Goal
Will you transcribe all the entries word for word, skipping the pictures they hold?

Data entries

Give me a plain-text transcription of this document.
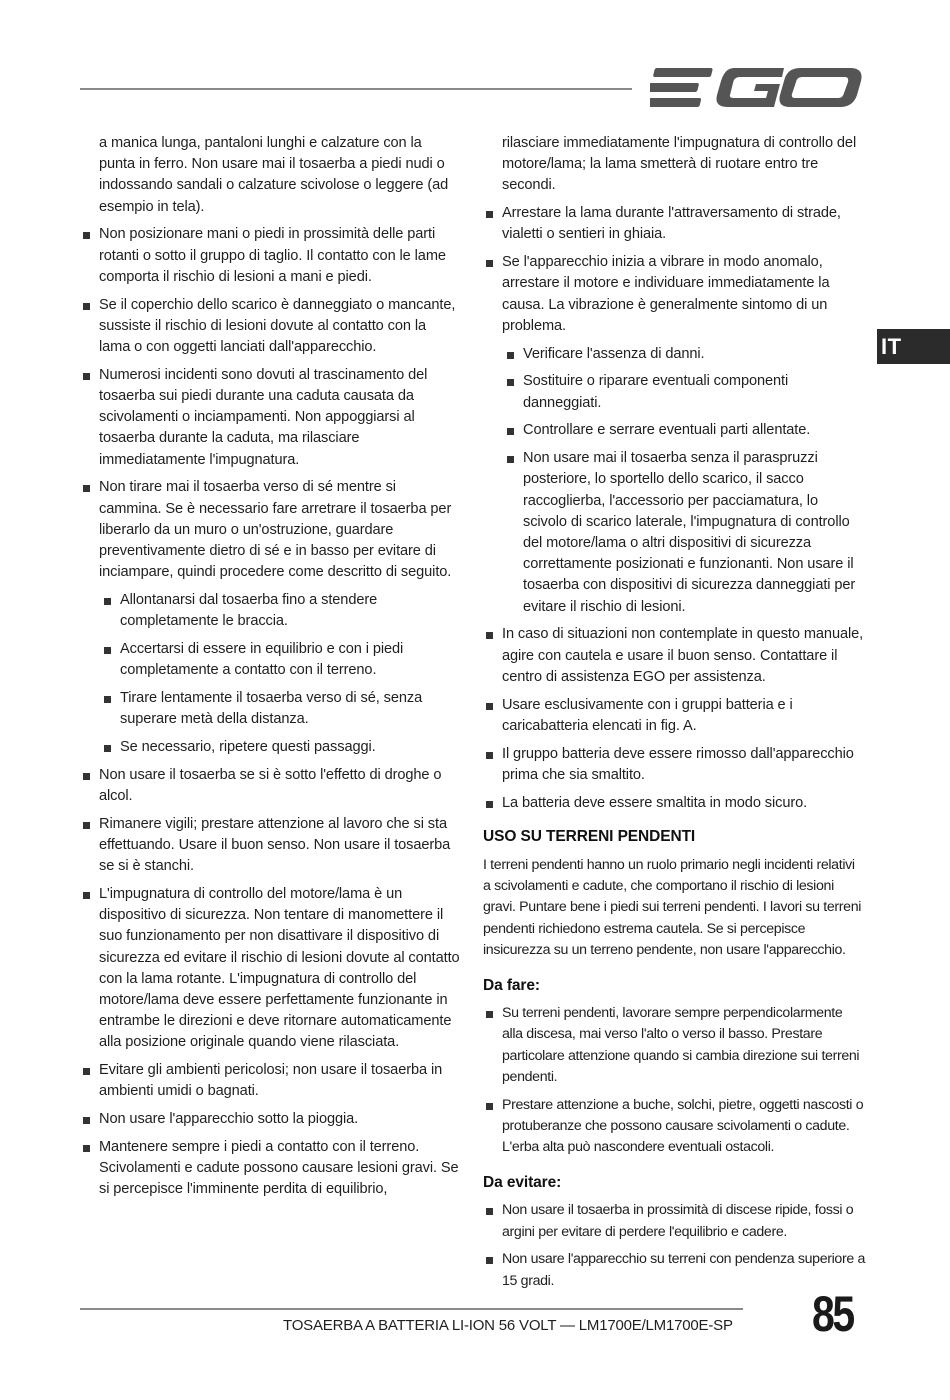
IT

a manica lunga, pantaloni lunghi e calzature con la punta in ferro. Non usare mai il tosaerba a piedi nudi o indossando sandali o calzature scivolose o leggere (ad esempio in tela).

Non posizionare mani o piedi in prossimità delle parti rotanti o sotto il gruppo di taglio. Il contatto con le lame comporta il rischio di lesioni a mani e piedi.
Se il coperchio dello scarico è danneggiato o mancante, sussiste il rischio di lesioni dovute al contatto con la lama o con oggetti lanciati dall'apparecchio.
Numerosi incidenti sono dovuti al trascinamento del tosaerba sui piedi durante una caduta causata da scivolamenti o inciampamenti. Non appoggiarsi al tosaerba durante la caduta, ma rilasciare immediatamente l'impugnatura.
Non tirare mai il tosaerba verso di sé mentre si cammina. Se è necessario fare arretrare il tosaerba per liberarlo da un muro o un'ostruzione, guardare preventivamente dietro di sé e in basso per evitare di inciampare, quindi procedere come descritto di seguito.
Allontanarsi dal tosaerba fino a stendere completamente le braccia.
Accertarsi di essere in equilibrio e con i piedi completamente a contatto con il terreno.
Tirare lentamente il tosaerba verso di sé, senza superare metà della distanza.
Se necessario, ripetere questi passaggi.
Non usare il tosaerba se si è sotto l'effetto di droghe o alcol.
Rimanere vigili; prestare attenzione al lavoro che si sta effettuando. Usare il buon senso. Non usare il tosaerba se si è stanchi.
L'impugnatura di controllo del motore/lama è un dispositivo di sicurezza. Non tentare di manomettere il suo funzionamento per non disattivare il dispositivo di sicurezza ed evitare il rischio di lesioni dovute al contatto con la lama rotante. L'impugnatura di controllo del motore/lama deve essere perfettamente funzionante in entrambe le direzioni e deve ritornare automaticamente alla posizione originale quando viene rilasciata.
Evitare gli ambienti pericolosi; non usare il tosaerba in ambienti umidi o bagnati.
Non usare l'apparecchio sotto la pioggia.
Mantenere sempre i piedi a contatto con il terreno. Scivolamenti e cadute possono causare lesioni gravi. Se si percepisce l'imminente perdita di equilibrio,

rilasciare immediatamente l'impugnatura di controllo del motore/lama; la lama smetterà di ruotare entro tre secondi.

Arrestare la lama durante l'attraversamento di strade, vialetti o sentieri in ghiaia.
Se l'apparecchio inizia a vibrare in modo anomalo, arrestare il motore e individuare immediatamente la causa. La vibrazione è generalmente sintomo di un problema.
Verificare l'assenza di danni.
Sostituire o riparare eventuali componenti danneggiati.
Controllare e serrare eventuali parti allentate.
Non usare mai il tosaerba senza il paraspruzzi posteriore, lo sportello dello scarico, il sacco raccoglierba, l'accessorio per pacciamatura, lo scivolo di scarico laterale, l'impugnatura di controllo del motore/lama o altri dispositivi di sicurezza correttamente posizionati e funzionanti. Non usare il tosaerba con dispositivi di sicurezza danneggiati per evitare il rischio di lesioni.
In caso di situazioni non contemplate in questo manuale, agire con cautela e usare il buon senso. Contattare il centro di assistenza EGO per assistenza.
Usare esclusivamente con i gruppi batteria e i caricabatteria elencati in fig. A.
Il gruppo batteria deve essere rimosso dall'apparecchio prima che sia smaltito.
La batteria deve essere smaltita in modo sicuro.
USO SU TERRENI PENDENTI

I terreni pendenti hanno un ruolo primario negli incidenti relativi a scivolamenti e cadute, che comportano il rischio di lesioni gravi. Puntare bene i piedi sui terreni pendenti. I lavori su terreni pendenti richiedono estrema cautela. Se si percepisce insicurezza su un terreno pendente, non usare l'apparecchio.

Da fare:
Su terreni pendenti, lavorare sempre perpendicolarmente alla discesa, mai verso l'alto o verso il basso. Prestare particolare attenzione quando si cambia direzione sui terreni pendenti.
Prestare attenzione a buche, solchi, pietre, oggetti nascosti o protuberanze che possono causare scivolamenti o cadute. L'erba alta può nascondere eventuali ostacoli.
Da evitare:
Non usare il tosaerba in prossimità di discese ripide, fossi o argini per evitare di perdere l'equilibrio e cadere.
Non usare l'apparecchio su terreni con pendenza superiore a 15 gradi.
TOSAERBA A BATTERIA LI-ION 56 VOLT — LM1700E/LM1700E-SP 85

Solution
Give me a plain-text transcription of this document.
IT

a manica lunga, pantaloni lunghi e calzature con la punta in ferro. Non usare mai il tosaerba a piedi nudi o indossando sandali o calzature scivolose o leggere (ad esempio in tela).

Non posizionare mani o piedi in prossimità delle parti rotanti o sotto il gruppo di taglio. Il contatto con le lame comporta il rischio di lesioni a mani e piedi.
Se il coperchio dello scarico è danneggiato o mancante, sussiste il rischio di lesioni dovute al contatto con la lama o con oggetti lanciati dall'apparecchio.
Numerosi incidenti sono dovuti al trascinamento del tosaerba sui piedi durante una caduta causata da scivolamenti o inciampamenti. Non appoggiarsi al tosaerba durante la caduta, ma rilasciare immediatamente l'impugnatura.
Non tirare mai il tosaerba verso di sé mentre si cammina. Se è necessario fare arretrare il tosaerba per liberarlo da un muro o un'ostruzione, guardare preventivamente dietro di sé e in basso per evitare di inciampare, quindi procedere come descritto di seguito.
Allontanarsi dal tosaerba fino a stendere completamente le braccia.
Accertarsi di essere in equilibrio e con i piedi completamente a contatto con il terreno.
Tirare lentamente il tosaerba verso di sé, senza superare metà della distanza.
Se necessario, ripetere questi passaggi.
Non usare il tosaerba se si è sotto l'effetto di droghe o alcol.
Rimanere vigili; prestare attenzione al lavoro che si sta effettuando. Usare il buon senso. Non usare il tosaerba se si è stanchi.
L'impugnatura di controllo del motore/lama è un dispositivo di sicurezza. Non tentare di manomettere il suo funzionamento per non disattivare il dispositivo di sicurezza ed evitare il rischio di lesioni dovute al contatto con la lama rotante. L'impugnatura di controllo del motore/lama deve essere perfettamente funzionante in entrambe le direzioni e deve ritornare automaticamente alla posizione originale quando viene rilasciata.
Evitare gli ambienti pericolosi; non usare il tosaerba in ambienti umidi o bagnati.
Non usare l'apparecchio sotto la pioggia.
Mantenere sempre i piedi a contatto con il terreno. Scivolamenti e cadute possono causare lesioni gravi. Se si percepisce l'imminente perdita di equilibrio,

rilasciare immediatamente l'impugnatura di controllo del motore/lama; la lama smetterà di ruotare entro tre secondi.

Arrestare la lama durante l'attraversamento di strade, vialetti o sentieri in ghiaia.
Se l'apparecchio inizia a vibrare in modo anomalo, arrestare il motore e individuare immediatamente la causa. La vibrazione è generalmente sintomo di un problema.
Verificare l'assenza di danni.
Sostituire o riparare eventuali componenti danneggiati.
Controllare e serrare eventuali parti allentate.
Non usare mai il tosaerba senza il paraspruzzi posteriore, lo sportello dello scarico, il sacco raccoglierba, l'accessorio per pacciamatura, lo scivolo di scarico laterale, l'impugnatura di controllo del motore/lama o altri dispositivi di sicurezza correttamente posizionati e funzionanti. Non usare il tosaerba con dispositivi di sicurezza danneggiati per evitare il rischio di lesioni.
In caso di situazioni non contemplate in questo manuale, agire con cautela e usare il buon senso. Contattare il centro di assistenza EGO per assistenza.
Usare esclusivamente con i gruppi batteria e i caricabatteria elencati in fig. A.
Il gruppo batteria deve essere rimosso dall'apparecchio prima che sia smaltito.
La batteria deve essere smaltita in modo sicuro.
USO SU TERRENI PENDENTI

I terreni pendenti hanno un ruolo primario negli incidenti relativi a scivolamenti e cadute, che comportano il rischio di lesioni gravi. Puntare bene i piedi sui terreni pendenti. I lavori su terreni pendenti richiedono estrema cautela. Se si percepisce insicurezza su un terreno pendente, non usare l'apparecchio.

Da fare:
Su terreni pendenti, lavorare sempre perpendicolarmente alla discesa, mai verso l'alto o verso il basso. Prestare particolare attenzione quando si cambia direzione sui terreni pendenti.
Prestare attenzione a buche, solchi, pietre, oggetti nascosti o protuberanze che possono causare scivolamenti o cadute. L'erba alta può nascondere eventuali ostacoli.
Da evitare:
Non usare il tosaerba in prossimità di discese ripide, fossi o argini per evitare di perdere l'equilibrio e cadere.
Non usare l'apparecchio su terreni con pendenza superiore a 15 gradi.
TOSAERBA A BATTERIA LI-ION 56 VOLT — LM1700E/LM1700E-SP 85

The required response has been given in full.